→ EXERCISE AIM:
Transcribe each record exactly. Include every one.

** Start **

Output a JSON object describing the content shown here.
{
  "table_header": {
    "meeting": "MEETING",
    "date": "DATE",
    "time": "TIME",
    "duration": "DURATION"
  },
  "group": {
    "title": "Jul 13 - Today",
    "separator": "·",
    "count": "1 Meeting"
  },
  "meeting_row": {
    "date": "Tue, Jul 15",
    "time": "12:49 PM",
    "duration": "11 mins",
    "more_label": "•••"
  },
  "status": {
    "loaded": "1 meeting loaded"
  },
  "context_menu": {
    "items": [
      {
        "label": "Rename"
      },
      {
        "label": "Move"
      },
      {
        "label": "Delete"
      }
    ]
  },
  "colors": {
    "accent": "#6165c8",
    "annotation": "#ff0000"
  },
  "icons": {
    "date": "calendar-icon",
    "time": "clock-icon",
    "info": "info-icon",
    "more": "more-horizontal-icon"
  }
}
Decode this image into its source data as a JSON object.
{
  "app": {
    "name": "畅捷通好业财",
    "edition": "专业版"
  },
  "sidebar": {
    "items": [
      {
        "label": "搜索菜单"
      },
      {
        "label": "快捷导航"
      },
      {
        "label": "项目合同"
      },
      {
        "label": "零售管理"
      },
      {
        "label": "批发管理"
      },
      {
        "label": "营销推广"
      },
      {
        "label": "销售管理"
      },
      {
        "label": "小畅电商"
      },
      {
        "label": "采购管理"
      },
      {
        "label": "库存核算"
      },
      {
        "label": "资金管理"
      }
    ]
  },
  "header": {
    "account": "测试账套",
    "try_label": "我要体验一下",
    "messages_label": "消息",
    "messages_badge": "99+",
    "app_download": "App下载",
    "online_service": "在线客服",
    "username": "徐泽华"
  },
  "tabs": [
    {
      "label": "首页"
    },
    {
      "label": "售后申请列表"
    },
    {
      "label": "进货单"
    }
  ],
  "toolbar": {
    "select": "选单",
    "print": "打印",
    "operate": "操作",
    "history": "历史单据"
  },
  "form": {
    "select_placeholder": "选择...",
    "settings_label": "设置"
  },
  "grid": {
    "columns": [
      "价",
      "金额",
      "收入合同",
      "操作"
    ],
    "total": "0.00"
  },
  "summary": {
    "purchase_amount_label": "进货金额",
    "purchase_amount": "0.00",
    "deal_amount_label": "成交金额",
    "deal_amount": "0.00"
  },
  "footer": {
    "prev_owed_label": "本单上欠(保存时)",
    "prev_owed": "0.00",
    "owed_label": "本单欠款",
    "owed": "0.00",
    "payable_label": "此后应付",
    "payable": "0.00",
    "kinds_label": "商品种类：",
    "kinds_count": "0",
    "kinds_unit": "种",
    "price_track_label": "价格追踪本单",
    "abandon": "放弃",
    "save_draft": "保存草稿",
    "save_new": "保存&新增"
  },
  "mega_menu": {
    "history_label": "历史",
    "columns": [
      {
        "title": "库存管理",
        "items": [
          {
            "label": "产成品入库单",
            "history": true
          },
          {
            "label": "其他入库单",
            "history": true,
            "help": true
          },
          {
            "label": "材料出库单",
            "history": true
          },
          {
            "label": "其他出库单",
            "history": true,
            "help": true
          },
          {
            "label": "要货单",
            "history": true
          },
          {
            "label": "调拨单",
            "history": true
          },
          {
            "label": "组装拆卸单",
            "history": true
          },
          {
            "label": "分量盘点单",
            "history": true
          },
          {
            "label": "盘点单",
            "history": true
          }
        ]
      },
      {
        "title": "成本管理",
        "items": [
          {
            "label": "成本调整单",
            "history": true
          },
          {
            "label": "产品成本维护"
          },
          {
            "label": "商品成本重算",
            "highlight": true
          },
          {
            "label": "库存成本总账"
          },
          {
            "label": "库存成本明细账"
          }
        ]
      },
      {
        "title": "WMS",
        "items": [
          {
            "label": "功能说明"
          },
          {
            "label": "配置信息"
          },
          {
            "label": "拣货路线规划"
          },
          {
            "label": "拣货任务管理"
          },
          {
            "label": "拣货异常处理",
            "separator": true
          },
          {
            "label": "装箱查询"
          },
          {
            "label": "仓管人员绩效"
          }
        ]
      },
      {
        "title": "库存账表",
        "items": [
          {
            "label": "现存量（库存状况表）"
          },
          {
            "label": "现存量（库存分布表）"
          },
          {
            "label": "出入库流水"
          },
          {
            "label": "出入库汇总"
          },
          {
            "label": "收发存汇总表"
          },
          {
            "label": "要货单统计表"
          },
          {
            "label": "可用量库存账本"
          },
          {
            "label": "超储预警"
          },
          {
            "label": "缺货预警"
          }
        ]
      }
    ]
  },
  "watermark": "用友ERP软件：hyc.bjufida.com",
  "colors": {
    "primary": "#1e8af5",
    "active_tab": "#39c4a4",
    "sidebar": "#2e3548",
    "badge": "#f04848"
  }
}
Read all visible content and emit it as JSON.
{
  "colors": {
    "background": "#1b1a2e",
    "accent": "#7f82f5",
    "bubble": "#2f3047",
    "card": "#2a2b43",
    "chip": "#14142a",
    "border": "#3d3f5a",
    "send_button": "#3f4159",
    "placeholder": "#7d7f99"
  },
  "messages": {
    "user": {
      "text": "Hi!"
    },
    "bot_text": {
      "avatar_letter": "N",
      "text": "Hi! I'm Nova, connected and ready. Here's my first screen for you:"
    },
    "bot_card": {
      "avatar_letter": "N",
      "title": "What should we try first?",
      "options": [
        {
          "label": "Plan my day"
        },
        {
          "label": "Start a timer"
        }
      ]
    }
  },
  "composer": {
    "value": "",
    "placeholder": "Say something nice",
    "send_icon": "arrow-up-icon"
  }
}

** End **

→ WRITTEN RESPONSE:
Output a JSON object describing the content shown here.
{
  "table_header": {
    "meeting": "MEETING",
    "date": "DATE",
    "time": "TIME",
    "duration": "DURATION"
  },
  "group": {
    "title": "Jul 13 - Today",
    "separator": "·",
    "count": "1 Meeting"
  },
  "meeting_row": {
    "date": "Tue, Jul 15",
    "time": "12:49 PM",
    "duration": "11 mins",
    "more_label": "•••"
  },
  "status": {
    "loaded": "1 meeting loaded"
  },
  "context_menu": {
    "items": [
      {
        "label": "Rename"
      },
      {
        "label": "Move"
      },
      {
        "label": "Delete"
      }
    ]
  },
  "colors": {
    "accent": "#6165c8",
    "annotation": "#ff0000"
  },
  "icons": {
    "date": "calendar-icon",
    "time": "clock-icon",
    "info": "info-icon",
    "more": "more-horizontal-icon"
  }
}
Decode this image into its source data as a JSON object.
{
  "app": {
    "name": "畅捷通好业财",
    "edition": "专业版"
  },
  "sidebar": {
    "items": [
      {
        "label": "搜索菜单"
      },
      {
        "label": "快捷导航"
      },
      {
        "label": "项目合同"
      },
      {
        "label": "零售管理"
      },
      {
        "label": "批发管理"
      },
      {
        "label": "营销推广"
      },
      {
        "label": "销售管理"
      },
      {
        "label": "小畅电商"
      },
      {
        "label": "采购管理"
      },
      {
        "label": "库存核算"
      },
      {
        "label": "资金管理"
      }
    ]
  },
  "header": {
    "account": "测试账套",
    "try_label": "我要体验一下",
    "messages_label": "消息",
    "messages_badge": "99+",
    "app_download": "App下载",
    "online_service": "在线客服",
    "username": "徐泽华"
  },
  "tabs": [
    {
      "label": "首页"
    },
    {
      "label": "售后申请列表"
    },
    {
      "label": "进货单"
    }
  ],
  "toolbar": {
    "select": "选单",
    "print": "打印",
    "operate": "操作",
    "history": "历史单据"
  },
  "form": {
    "select_placeholder": "选择...",
    "settings_label": "设置"
  },
  "grid": {
    "columns": [
      "价",
      "金额",
      "收入合同",
      "操作"
    ],
    "total": "0.00"
  },
  "summary": {
    "purchase_amount_label": "进货金额",
    "purchase_amount": "0.00",
    "deal_amount_label": "成交金额",
    "deal_amount": "0.00"
  },
  "footer": {
    "prev_owed_label": "本单上欠(保存时)",
    "prev_owed": "0.00",
    "owed_label": "本单欠款",
    "owed": "0.00",
    "payable_label": "此后应付",
    "payable": "0.00",
    "kinds_label": "商品种类：",
    "kinds_count": "0",
    "kinds_unit": "种",
    "price_track_label": "价格追踪本单",
    "abandon": "放弃",
    "save_draft": "保存草稿",
    "save_new": "保存&新增"
  },
  "mega_menu": {
    "history_label": "历史",
    "columns": [
      {
        "title": "库存管理",
        "items": [
          {
            "label": "产成品入库单",
            "history": true
          },
          {
            "label": "其他入库单",
            "history": true,
            "help": true
          },
          {
            "label": "材料出库单",
            "history": true
          },
          {
            "label": "其他出库单",
            "history": true,
            "help": true
          },
          {
            "label": "要货单",
            "history": true
          },
          {
            "label": "调拨单",
            "history": true
          },
          {
            "label": "组装拆卸单",
            "history": true
          },
          {
            "label": "分量盘点单",
            "history": true
          },
          {
            "label": "盘点单",
            "history": true
          }
        ]
      },
      {
        "title": "成本管理",
        "items": [
          {
            "label": "成本调整单",
            "history": true
          },
          {
            "label": "产品成本维护"
          },
          {
            "label": "商品成本重算",
            "highlight": true
          },
          {
            "label": "库存成本总账"
          },
          {
            "label": "库存成本明细账"
          }
        ]
      },
      {
        "title": "WMS",
        "items": [
          {
            "label": "功能说明"
          },
          {
            "label": "配置信息"
          },
          {
            "label": "拣货路线规划"
          },
          {
            "label": "拣货任务管理"
          },
          {
            "label": "拣货异常处理",
            "separator": true
          },
          {
            "label": "装箱查询"
          },
          {
            "label": "仓管人员绩效"
          }
        ]
      },
      {
        "title": "库存账表",
        "items": [
          {
            "label": "现存量（库存状况表）"
          },
          {
            "label": "现存量（库存分布表）"
          },
          {
            "label": "出入库流水"
          },
          {
            "label": "出入库汇总"
          },
          {
            "label": "收发存汇总表"
          },
          {
            "label": "要货单统计表"
          },
          {
            "label": "可用量库存账本"
          },
          {
            "label": "超储预警"
          },
          {
            "label": "缺货预警"
          }
        ]
      }
    ]
  },
  "watermark": "用友ERP软件：hyc.bjufida.com",
  "colors": {
    "primary": "#1e8af5",
    "active_tab": "#39c4a4",
    "sidebar": "#2e3548",
    "badge": "#f04848"
  }
}
Read all visible content and emit it as JSON.
{
  "colors": {
    "background": "#1b1a2e",
    "accent": "#7f82f5",
    "bubble": "#2f3047",
    "card": "#2a2b43",
    "chip": "#14142a",
    "border": "#3d3f5a",
    "send_button": "#3f4159",
    "placeholder": "#7d7f99"
  },
  "messages": {
    "user": {
      "text": "Hi!"
    },
    "bot_text": {
      "avatar_letter": "N",
      "text": "Hi! I'm Nova, connected and ready. Here's my first screen for you:"
    },
    "bot_card": {
      "avatar_letter": "N",
      "title": "What should we try first?",
      "options": [
        {
          "label": "Plan my day"
        },
        {
          "label": "Start a timer"
        }
      ]
    }
  },
  "composer": {
    "value": "",
    "placeholder": "Say something nice",
    "send_icon": "arrow-up-icon"
  }
}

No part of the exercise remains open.